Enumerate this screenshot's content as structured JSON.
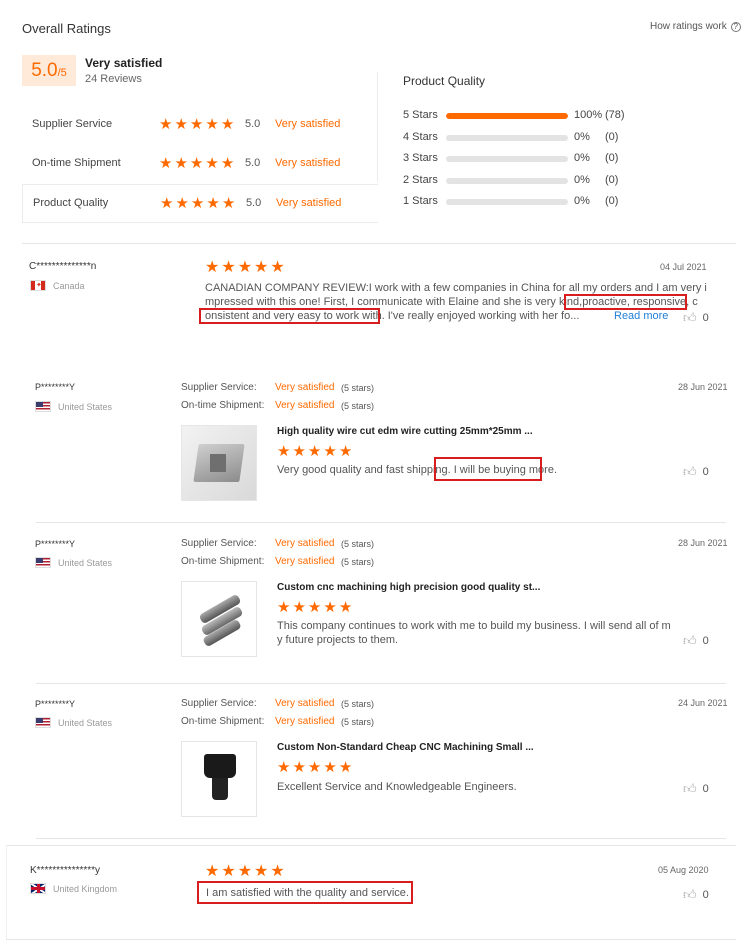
{
  "header": {
    "title": "Overall Ratings",
    "how_link": "How ratings work"
  },
  "summary": {
    "score": "5.0",
    "out_of": "/5",
    "verdict": "Very satisfied",
    "reviews_count": "24 Reviews"
  },
  "rating_rows": [
    {
      "label": "Supplier Service",
      "score": "5.0",
      "verdict": "Very satisfied"
    },
    {
      "label": "On-time Shipment",
      "score": "5.0",
      "verdict": "Very satisfied"
    },
    {
      "label": "Product Quality",
      "score": "5.0",
      "verdict": "Very satisfied"
    }
  ],
  "quality": {
    "title": "Product Quality",
    "rows": [
      {
        "label": "5 Stars",
        "pct": "100%",
        "count": "(78)",
        "fraction": 1.0
      },
      {
        "label": "4 Stars",
        "pct": "0%",
        "count": "(0)",
        "fraction": 0
      },
      {
        "label": "3 Stars",
        "pct": "0%",
        "count": "(0)",
        "fraction": 0
      },
      {
        "label": "2 Stars",
        "pct": "0%",
        "count": "(0)",
        "fraction": 0
      },
      {
        "label": "1 Stars",
        "pct": "0%",
        "count": "(0)",
        "fraction": 0
      }
    ]
  },
  "reviews": {
    "r1": {
      "user": "C**************n",
      "country": "Canada",
      "date": "04 Jul 2021",
      "rating": 5,
      "line1": "CANADIAN COMPANY REVIEW:I work with a few companies in China for all my orders and I am very i",
      "line2a": "mpressed with this one! First, I communicate with Elaine and she is very kind,",
      "line2b": "proactive, responsive, c",
      "line3a": "onsistent and very easy to work with.",
      "line3b": "I've really enjoyed working with her fo...",
      "read_more": "Read more",
      "likes": "0"
    },
    "r2": {
      "user": "P********Y",
      "country": "United States",
      "date": "28 Jun 2021",
      "supplier_label": "Supplier Service:",
      "supplier_value": "Very satisfied",
      "supplier_stars": "(5 stars)",
      "shipment_label": "On-time Shipment:",
      "shipment_value": "Very satisfied",
      "shipment_stars": "(5 stars)",
      "product_title": "High quality wire cut edm wire cutting 25mm*25mm ...",
      "rating": 5,
      "text_a": "Very good quality and fast shipping.",
      "text_b": "I will be buying more.",
      "likes": "0"
    },
    "r3": {
      "user": "P********Y",
      "country": "United States",
      "date": "28 Jun 2021",
      "supplier_label": "Supplier Service:",
      "supplier_value": "Very satisfied",
      "supplier_stars": "(5 stars)",
      "shipment_label": "On-time Shipment:",
      "shipment_value": "Very satisfied",
      "shipment_stars": "(5 stars)",
      "product_title": "Custom cnc machining high precision good quality st...",
      "rating": 5,
      "text1": "This company continues to work with me to build my business. I will send all of m",
      "text2": "y future projects to them.",
      "likes": "0"
    },
    "r4": {
      "user": "P********Y",
      "country": "United States",
      "date": "24 Jun 2021",
      "supplier_label": "Supplier Service:",
      "supplier_value": "Very satisfied",
      "supplier_stars": "(5 stars)",
      "shipment_label": "On-time Shipment:",
      "shipment_value": "Very satisfied",
      "shipment_stars": "(5 stars)",
      "product_title": "Custom Non-Standard Cheap CNC Machining Small ...",
      "rating": 5,
      "text1": "Excellent Service and Knowledgeable Engineers.",
      "likes": "0"
    },
    "r5": {
      "user": "K***************y",
      "country": "United Kingdom",
      "date": "05 Aug 2020",
      "rating": 5,
      "text1": "I am satisfied with the quality and service.",
      "likes": "0"
    }
  },
  "colors": {
    "accent": "#ff6a00",
    "highlight_box": "#d71d1d",
    "score_bg": "#ffe9d9"
  }
}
● ● ● ● ●
Tally the lines that hold the string "good" and state the total, nothing more.

2